**SHORT PROBLEM:** All entries below are to be set down again, identical to the source.

**Extracted data entries:**
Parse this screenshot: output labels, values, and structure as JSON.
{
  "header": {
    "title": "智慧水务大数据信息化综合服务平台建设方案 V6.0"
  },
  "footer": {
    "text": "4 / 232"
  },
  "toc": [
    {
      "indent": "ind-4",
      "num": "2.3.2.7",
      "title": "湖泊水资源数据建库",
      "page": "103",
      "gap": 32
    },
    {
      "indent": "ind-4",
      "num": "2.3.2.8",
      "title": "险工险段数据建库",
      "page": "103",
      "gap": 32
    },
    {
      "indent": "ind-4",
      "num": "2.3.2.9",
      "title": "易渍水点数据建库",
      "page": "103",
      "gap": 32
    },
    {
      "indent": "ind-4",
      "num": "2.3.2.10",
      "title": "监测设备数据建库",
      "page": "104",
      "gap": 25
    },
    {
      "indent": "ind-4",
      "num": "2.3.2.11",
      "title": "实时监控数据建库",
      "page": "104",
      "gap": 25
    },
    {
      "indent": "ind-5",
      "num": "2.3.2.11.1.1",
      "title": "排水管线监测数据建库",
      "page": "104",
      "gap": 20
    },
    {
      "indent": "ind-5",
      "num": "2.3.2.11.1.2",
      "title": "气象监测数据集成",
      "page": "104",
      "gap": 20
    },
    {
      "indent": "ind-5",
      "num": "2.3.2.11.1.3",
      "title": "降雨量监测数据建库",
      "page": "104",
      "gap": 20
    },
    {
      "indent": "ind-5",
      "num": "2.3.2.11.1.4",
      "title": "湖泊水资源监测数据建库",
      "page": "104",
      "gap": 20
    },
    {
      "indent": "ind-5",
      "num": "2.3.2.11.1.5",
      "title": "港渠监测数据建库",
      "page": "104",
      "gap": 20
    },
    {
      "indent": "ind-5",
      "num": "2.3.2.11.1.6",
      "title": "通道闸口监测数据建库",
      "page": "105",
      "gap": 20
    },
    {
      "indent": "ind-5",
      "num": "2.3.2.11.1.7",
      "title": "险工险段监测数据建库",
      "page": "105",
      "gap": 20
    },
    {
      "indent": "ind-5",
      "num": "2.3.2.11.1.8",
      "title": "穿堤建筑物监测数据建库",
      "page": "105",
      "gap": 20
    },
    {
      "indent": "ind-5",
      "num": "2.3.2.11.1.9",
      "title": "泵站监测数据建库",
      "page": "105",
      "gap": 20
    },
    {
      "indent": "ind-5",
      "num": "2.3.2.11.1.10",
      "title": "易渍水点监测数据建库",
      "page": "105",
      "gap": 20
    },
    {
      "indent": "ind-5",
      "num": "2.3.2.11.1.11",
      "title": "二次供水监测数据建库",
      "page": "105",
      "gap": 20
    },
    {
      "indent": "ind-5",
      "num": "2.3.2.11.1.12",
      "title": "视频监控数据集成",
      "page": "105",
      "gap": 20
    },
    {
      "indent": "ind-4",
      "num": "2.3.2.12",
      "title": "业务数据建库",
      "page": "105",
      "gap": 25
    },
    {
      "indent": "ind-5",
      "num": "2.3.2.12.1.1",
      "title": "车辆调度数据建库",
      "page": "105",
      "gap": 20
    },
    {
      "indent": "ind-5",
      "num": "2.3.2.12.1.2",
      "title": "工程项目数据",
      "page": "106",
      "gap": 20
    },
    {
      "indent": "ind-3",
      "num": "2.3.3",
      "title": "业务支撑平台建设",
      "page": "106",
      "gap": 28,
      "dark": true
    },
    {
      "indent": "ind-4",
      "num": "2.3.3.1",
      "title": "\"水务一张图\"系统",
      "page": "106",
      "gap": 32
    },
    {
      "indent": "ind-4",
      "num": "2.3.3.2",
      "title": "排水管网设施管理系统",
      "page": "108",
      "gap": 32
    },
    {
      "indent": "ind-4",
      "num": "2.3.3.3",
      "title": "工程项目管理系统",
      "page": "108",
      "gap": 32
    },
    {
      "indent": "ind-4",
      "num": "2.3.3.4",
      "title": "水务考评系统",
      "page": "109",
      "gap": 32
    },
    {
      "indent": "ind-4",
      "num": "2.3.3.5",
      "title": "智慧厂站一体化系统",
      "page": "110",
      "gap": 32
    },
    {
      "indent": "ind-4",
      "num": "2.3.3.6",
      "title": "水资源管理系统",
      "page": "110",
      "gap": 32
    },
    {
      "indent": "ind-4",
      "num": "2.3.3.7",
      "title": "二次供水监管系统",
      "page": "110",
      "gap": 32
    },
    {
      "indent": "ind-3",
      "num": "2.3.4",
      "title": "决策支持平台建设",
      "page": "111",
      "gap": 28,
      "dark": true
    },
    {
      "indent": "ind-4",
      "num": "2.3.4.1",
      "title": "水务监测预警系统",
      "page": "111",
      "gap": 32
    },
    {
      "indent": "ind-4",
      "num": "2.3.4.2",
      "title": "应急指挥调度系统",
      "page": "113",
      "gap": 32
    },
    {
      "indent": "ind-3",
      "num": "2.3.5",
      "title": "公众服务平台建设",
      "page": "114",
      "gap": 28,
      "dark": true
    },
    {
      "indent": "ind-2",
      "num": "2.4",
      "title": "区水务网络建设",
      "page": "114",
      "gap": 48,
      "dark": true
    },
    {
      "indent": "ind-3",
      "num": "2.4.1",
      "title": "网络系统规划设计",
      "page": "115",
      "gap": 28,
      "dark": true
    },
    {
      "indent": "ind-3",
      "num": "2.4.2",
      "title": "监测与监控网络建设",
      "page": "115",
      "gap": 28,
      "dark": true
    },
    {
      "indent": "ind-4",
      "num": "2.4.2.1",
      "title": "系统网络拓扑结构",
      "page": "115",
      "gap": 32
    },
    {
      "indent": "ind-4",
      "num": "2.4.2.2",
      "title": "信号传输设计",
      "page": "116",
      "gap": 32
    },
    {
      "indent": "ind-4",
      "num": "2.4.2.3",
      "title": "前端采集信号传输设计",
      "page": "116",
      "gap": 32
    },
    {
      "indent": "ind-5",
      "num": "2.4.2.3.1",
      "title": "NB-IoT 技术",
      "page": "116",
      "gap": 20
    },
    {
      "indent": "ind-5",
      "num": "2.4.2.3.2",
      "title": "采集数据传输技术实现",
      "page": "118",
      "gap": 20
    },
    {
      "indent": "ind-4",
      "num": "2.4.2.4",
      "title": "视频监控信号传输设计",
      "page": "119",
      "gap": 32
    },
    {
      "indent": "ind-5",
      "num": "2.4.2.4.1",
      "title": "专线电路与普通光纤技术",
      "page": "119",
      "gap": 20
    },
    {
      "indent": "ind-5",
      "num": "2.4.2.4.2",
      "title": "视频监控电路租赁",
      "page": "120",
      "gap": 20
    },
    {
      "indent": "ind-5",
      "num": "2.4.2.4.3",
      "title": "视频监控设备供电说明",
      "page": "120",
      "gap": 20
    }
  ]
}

**RESPONSE TO THE EXERCISE:**
Parse this screenshot: output labels, values, and structure as JSON.
{
  "header": {
    "title": "智慧水务大数据信息化综合服务平台建设方案 V6.0"
  },
  "footer": {
    "text": "4 / 232"
  },
  "toc": [
    {
      "indent": "ind-4",
      "num": "2.3.2.7",
      "title": "湖泊水资源数据建库",
      "page": "103",
      "gap": 32
    },
    {
      "indent": "ind-4",
      "num": "2.3.2.8",
      "title": "险工险段数据建库",
      "page": "103",
      "gap": 32
    },
    {
      "indent": "ind-4",
      "num": "2.3.2.9",
      "title": "易渍水点数据建库",
      "page": "103",
      "gap": 32
    },
    {
      "indent": "ind-4",
      "num": "2.3.2.10",
      "title": "监测设备数据建库",
      "page": "104",
      "gap": 25
    },
    {
      "indent": "ind-4",
      "num": "2.3.2.11",
      "title": "实时监控数据建库",
      "page": "104",
      "gap": 25
    },
    {
      "indent": "ind-5",
      "num": "2.3.2.11.1.1",
      "title": "排水管线监测数据建库",
      "page": "104",
      "gap": 20
    },
    {
      "indent": "ind-5",
      "num": "2.3.2.11.1.2",
      "title": "气象监测数据集成",
      "page": "104",
      "gap": 20
    },
    {
      "indent": "ind-5",
      "num": "2.3.2.11.1.3",
      "title": "降雨量监测数据建库",
      "page": "104",
      "gap": 20
    },
    {
      "indent": "ind-5",
      "num": "2.3.2.11.1.4",
      "title": "湖泊水资源监测数据建库",
      "page": "104",
      "gap": 20
    },
    {
      "indent": "ind-5",
      "num": "2.3.2.11.1.5",
      "title": "港渠监测数据建库",
      "page": "104",
      "gap": 20
    },
    {
      "indent": "ind-5",
      "num": "2.3.2.11.1.6",
      "title": "通道闸口监测数据建库",
      "page": "105",
      "gap": 20
    },
    {
      "indent": "ind-5",
      "num": "2.3.2.11.1.7",
      "title": "险工险段监测数据建库",
      "page": "105",
      "gap": 20
    },
    {
      "indent": "ind-5",
      "num": "2.3.2.11.1.8",
      "title": "穿堤建筑物监测数据建库",
      "page": "105",
      "gap": 20
    },
    {
      "indent": "ind-5",
      "num": "2.3.2.11.1.9",
      "title": "泵站监测数据建库",
      "page": "105",
      "gap": 20
    },
    {
      "indent": "ind-5",
      "num": "2.3.2.11.1.10",
      "title": "易渍水点监测数据建库",
      "page": "105",
      "gap": 20
    },
    {
      "indent": "ind-5",
      "num": "2.3.2.11.1.11",
      "title": "二次供水监测数据建库",
      "page": "105",
      "gap": 20
    },
    {
      "indent": "ind-5",
      "num": "2.3.2.11.1.12",
      "title": "视频监控数据集成",
      "page": "105",
      "gap": 20
    },
    {
      "indent": "ind-4",
      "num": "2.3.2.12",
      "title": "业务数据建库",
      "page": "105",
      "gap": 25
    },
    {
      "indent": "ind-5",
      "num": "2.3.2.12.1.1",
      "title": "车辆调度数据建库",
      "page": "105",
      "gap": 20
    },
    {
      "indent": "ind-5",
      "num": "2.3.2.12.1.2",
      "title": "工程项目数据",
      "page": "106",
      "gap": 20
    },
    {
      "indent": "ind-3",
      "num": "2.3.3",
      "title": "业务支撑平台建设",
      "page": "106",
      "gap": 28,
      "dark": true
    },
    {
      "indent": "ind-4",
      "num": "2.3.3.1",
      "title": "\"水务一张图\"系统",
      "page": "106",
      "gap": 32
    },
    {
      "indent": "ind-4",
      "num": "2.3.3.2",
      "title": "排水管网设施管理系统",
      "page": "108",
      "gap": 32
    },
    {
      "indent": "ind-4",
      "num": "2.3.3.3",
      "title": "工程项目管理系统",
      "page": "108",
      "gap": 32
    },
    {
      "indent": "ind-4",
      "num": "2.3.3.4",
      "title": "水务考评系统",
      "page": "109",
      "gap": 32
    },
    {
      "indent": "ind-4",
      "num": "2.3.3.5",
      "title": "智慧厂站一体化系统",
      "page": "110",
      "gap": 32
    },
    {
      "indent": "ind-4",
      "num": "2.3.3.6",
      "title": "水资源管理系统",
      "page": "110",
      "gap": 32
    },
    {
      "indent": "ind-4",
      "num": "2.3.3.7",
      "title": "二次供水监管系统",
      "page": "110",
      "gap": 32
    },
    {
      "indent": "ind-3",
      "num": "2.3.4",
      "title": "决策支持平台建设",
      "page": "111",
      "gap": 28,
      "dark": true
    },
    {
      "indent": "ind-4",
      "num": "2.3.4.1",
      "title": "水务监测预警系统",
      "page": "111",
      "gap": 32
    },
    {
      "indent": "ind-4",
      "num": "2.3.4.2",
      "title": "应急指挥调度系统",
      "page": "113",
      "gap": 32
    },
    {
      "indent": "ind-3",
      "num": "2.3.5",
      "title": "公众服务平台建设",
      "page": "114",
      "gap": 28,
      "dark": true
    },
    {
      "indent": "ind-2",
      "num": "2.4",
      "title": "区水务网络建设",
      "page": "114",
      "gap": 48,
      "dark": true
    },
    {
      "indent": "ind-3",
      "num": "2.4.1",
      "title": "网络系统规划设计",
      "page": "115",
      "gap": 28,
      "dark": true
    },
    {
      "indent": "ind-3",
      "num": "2.4.2",
      "title": "监测与监控网络建设",
      "page": "115",
      "gap": 28,
      "dark": true
    },
    {
      "indent": "ind-4",
      "num": "2.4.2.1",
      "title": "系统网络拓扑结构",
      "page": "115",
      "gap": 32
    },
    {
      "indent": "ind-4",
      "num": "2.4.2.2",
      "title": "信号传输设计",
      "page": "116",
      "gap": 32
    },
    {
      "indent": "ind-4",
      "num": "2.4.2.3",
      "title": "前端采集信号传输设计",
      "page": "116",
      "gap": 32
    },
    {
      "indent": "ind-5",
      "num": "2.4.2.3.1",
      "title": "NB-IoT 技术",
      "page": "116",
      "gap": 20
    },
    {
      "indent": "ind-5",
      "num": "2.4.2.3.2",
      "title": "采集数据传输技术实现",
      "page": "118",
      "gap": 20
    },
    {
      "indent": "ind-4",
      "num": "2.4.2.4",
      "title": "视频监控信号传输设计",
      "page": "119",
      "gap": 32
    },
    {
      "indent": "ind-5",
      "num": "2.4.2.4.1",
      "title": "专线电路与普通光纤技术",
      "page": "119",
      "gap": 20
    },
    {
      "indent": "ind-5",
      "num": "2.4.2.4.2",
      "title": "视频监控电路租赁",
      "page": "120",
      "gap": 20
    },
    {
      "indent": "ind-5",
      "num": "2.4.2.4.3",
      "title": "视频监控设备供电说明",
      "page": "120",
      "gap": 20
    }
  ]
}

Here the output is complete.